* Trecho do documento *
***
No Maranhão, estado de rica diversidade cultural e social, a atividade dos microempreendedores assume papel central na geração de renda e no desenvolvimento local. Contudo, a realidade desses agentes econômicos é permeada por desafios estruturais que influenciam diretamente a compreensão e a aplicação da LGPD. A limitação no acesso a recursos tecnológicos, as desigualdades educacionais e a insuficiência dos serviços públicos de apoio são aspectos que dificultam a plena conformidade com a legislação.
Diante desse contexto, o presente artigo busca analisar de forma cuidadosa e fundamentada a situação dos microempreendedores maranhenses frente à LGPD, avaliando os impactos econômicos e sociais decorrentes da não conformidade, bem como apontando propostas que possam contribuir para a superação dos obstáculos identificados, promovendo um ambiente mais seguro e sustentável para os pequenos negócios.
1. O Maranhão e o perfil dos microempreendedores: aspectos socioeconômicos e digitais
O Maranhão possui uma expressiva base de micro e pequenas empresas, responsáveis por grande parte da movimentação econômica local. Segundo dados da Junta Comercial do Maranhão (JUCEMA) de 2020, existiam mais de 316 mil empresas em atividade, sendo que aproximadamente 89% desse total correspondia a microempreendedores individuais (MEIs) e microempresas.
Esse panorama revela o empenho de inúmeros homens e mulheres que, por meio do empreendedorismo, buscam a manutenção do sustento familiar e a contribuição para o desenvolvimento regional. No entanto, tais empreendedores frequentemente enfrentam limitações quanto ao acesso a infraestrutura tecnológica e capacitação, bem como níveis variados de escolaridade, fatores que interferem no entendimento e implementação das medidas previstas na LGPD.
***
* Extrato de dados *
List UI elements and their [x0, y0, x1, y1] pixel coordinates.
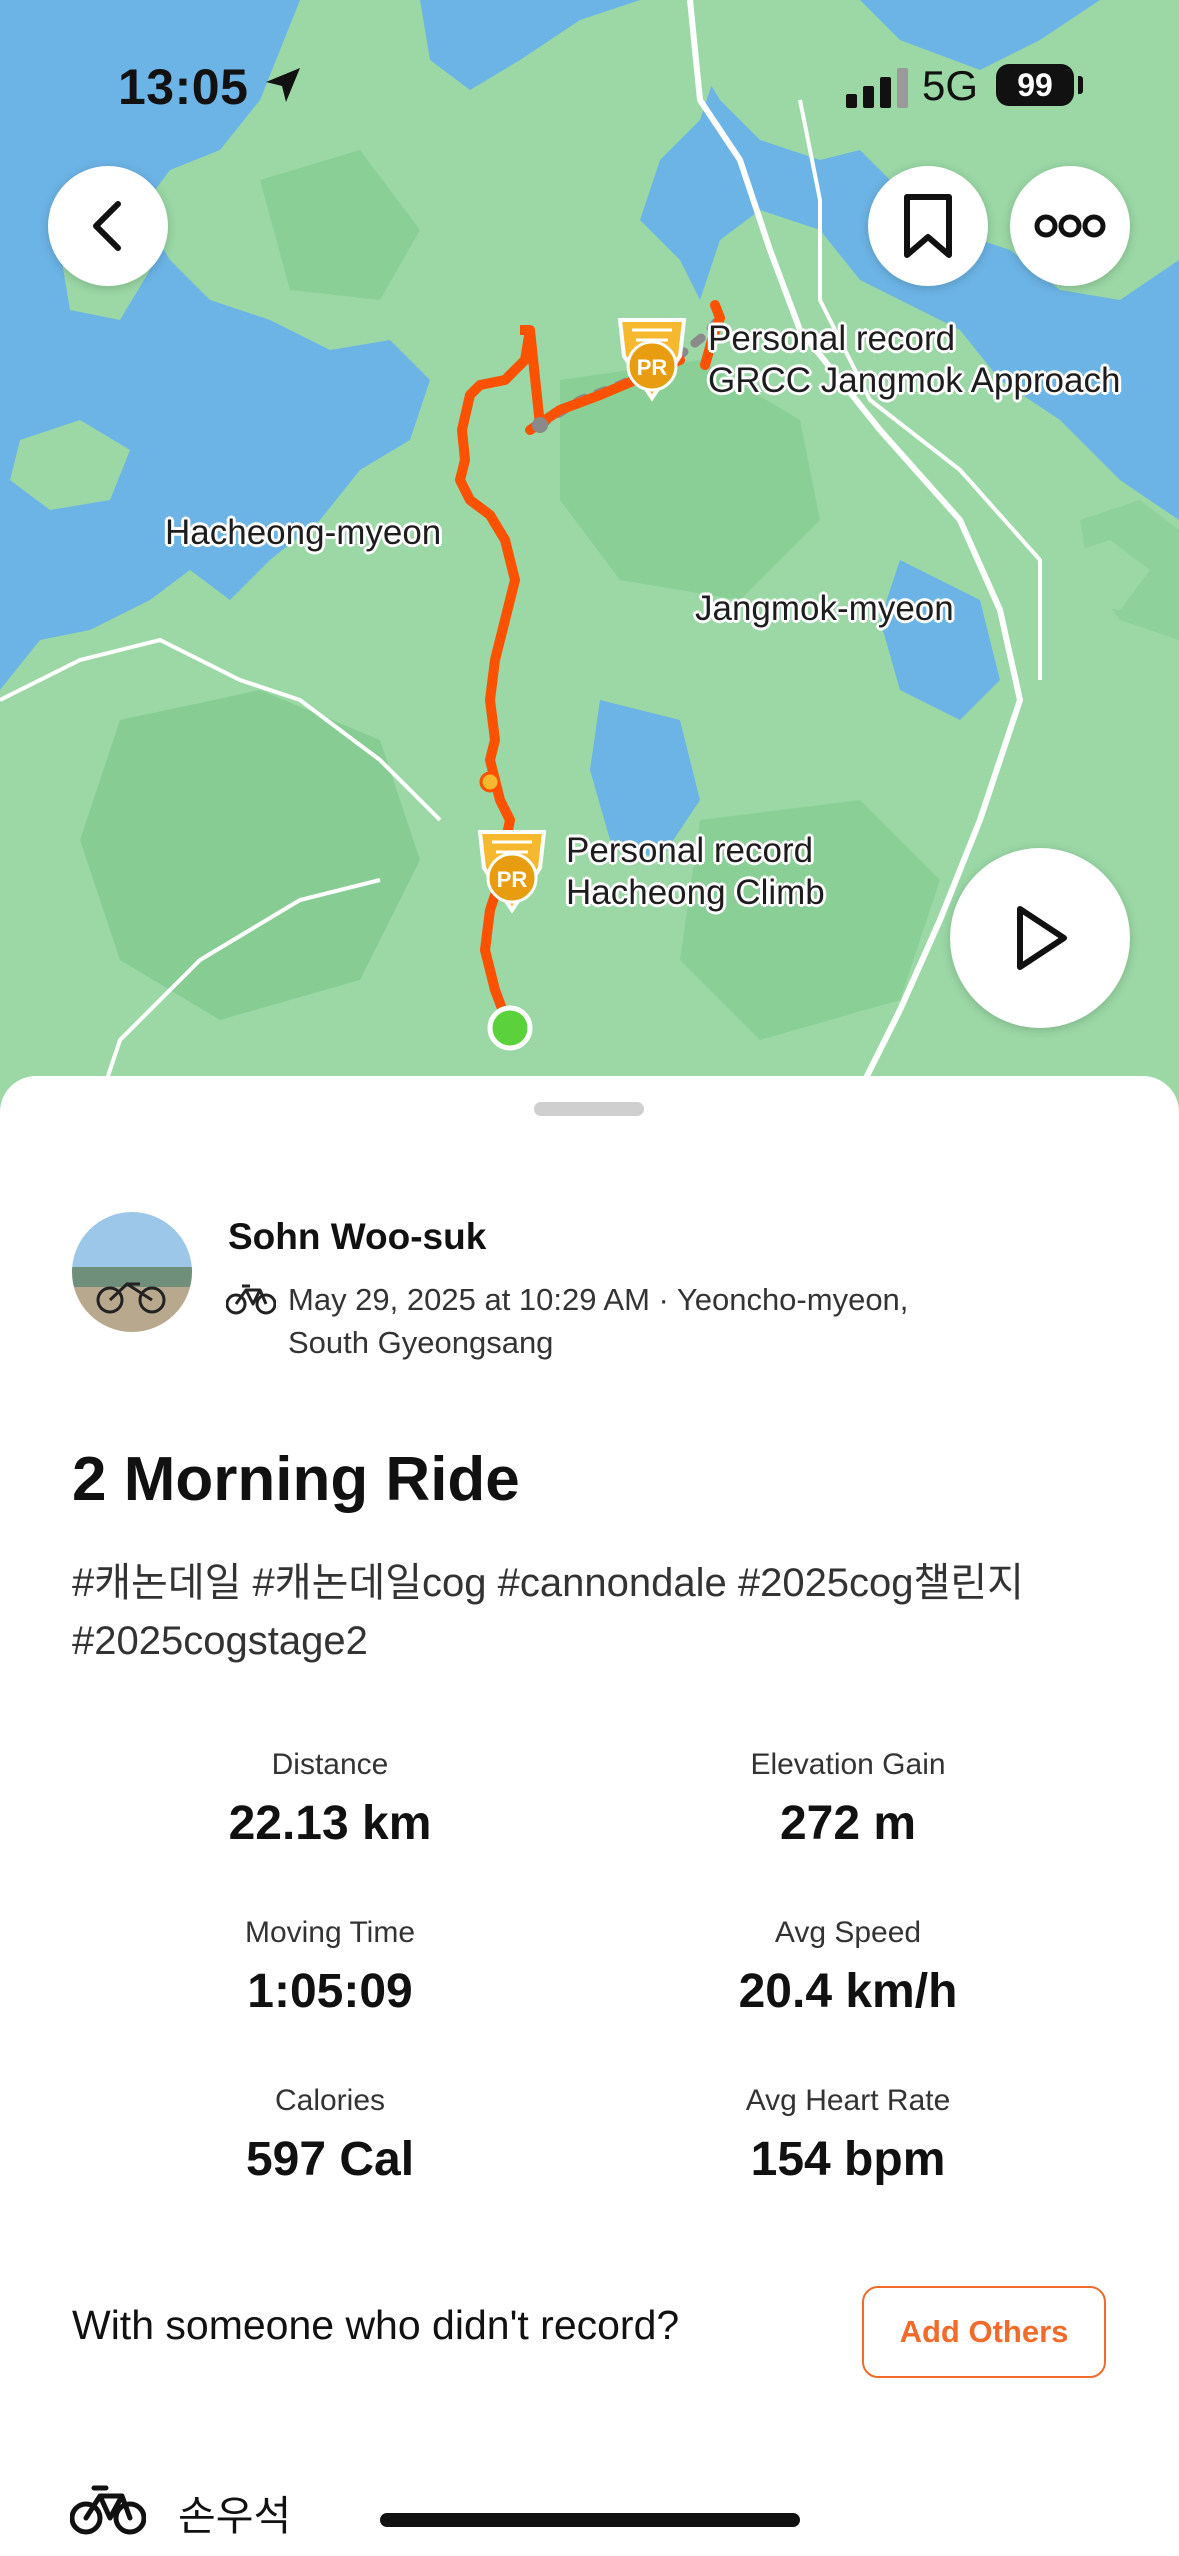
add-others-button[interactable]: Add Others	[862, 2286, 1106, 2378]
***
* Tarefas *
a) Reproduza, no texto sobre os microempreendedores do Maranhão, o trecho que se inicia com as palavras "Esse panorama revela" e se encerra com "previstas na LGPD.".
b) Dê continuidade ao texto sobre os microempreendedores do Maranhão e a LGPD a partir do ponto em que ele termina.

* Resultados *
a)
Esse panorama revela o empenho de inúmeros homens e mulheres que, por meio do empreendedorismo, buscam a manutenção do sustento familiar e a contribuição para o desenvolvimento regional. No entanto, tais empreendedores frequentemente enfrentam limitações quanto ao acesso a infraestrutura tecnológica e capacitação, bem como níveis variados de escolaridade, fatores que interferem no entendimento e implementação das medidas previstas na LGPD.

b)
A concentração das empresas em municípios como São Luís e Imperatriz contrasta com as condições mais restritas encontradas em cidades do interior, onde o acesso à internet de qualidade e a serviços de apoio é mais limitado. Conforme pesquisa do Comitê Gestor da Internet no Brasil (CGI.br), apenas 54% das empresas maranhenses utilizam a internet para fins comerciais, índice inferior à média nacional de 70%, apontando para a necessidade de fortalecer a inclusão digital como instrumento de modernização dos negócios.
Complementarmente, dados do Instituto Brasileiro de Geografia e Estatística (IBGE) indicam que parcela significativa da força de trabalho possui apenas o ensino fundamental completo ou menos, evidenciando a importância de estratégias educativas e jurídicas adaptadas à realidade local, que permitam a melhor compreensão da LGPD e facilitem sua aplicação prática.
2. Nível de conhecimento e conformidade dos microempreendedores com a LGPD
Apesar da importância da LGPD para a proteção dos direitos fundamentais, observa-se que grande parte dos microempreendedores do Maranhão ainda enfrenta dificuldades para compreender os seus dispositivos e aplicá-los no cotidiano empresarial. Pesquisa realizada pelo SEBRAE Maranhão (2022) indicou que cerca de 67% dos microempreendedores desconhecem conceitos básicos da LGPD ou não sabem como operacionalizá-los em seus negócios, enquanto apenas 12% afirmaram ter recebido orientação formal sobre o tema.
Tal cenário não decorre de desinteresse, mas reflete barreiras concretas, tais como a complexidade da linguagem jurídica, a escassez de capacitações específicas e os elevados custos para contratação de consultorias especializadas. Assim, muitos microempreendedores continuam a tratar dados pessoais sem a adoção de protocolos formais, o que os expõe a riscos jurídicos e financeiros.
Cabe destacar que os setores de comércio e serviços, que representam a maioria dos microempreendimentos no estado, são os que mais coletam e processam dados pessoais, tornando a adequação à LGPD uma necessidade urgente para garantir a segurança e a confiança nas relações comerciais.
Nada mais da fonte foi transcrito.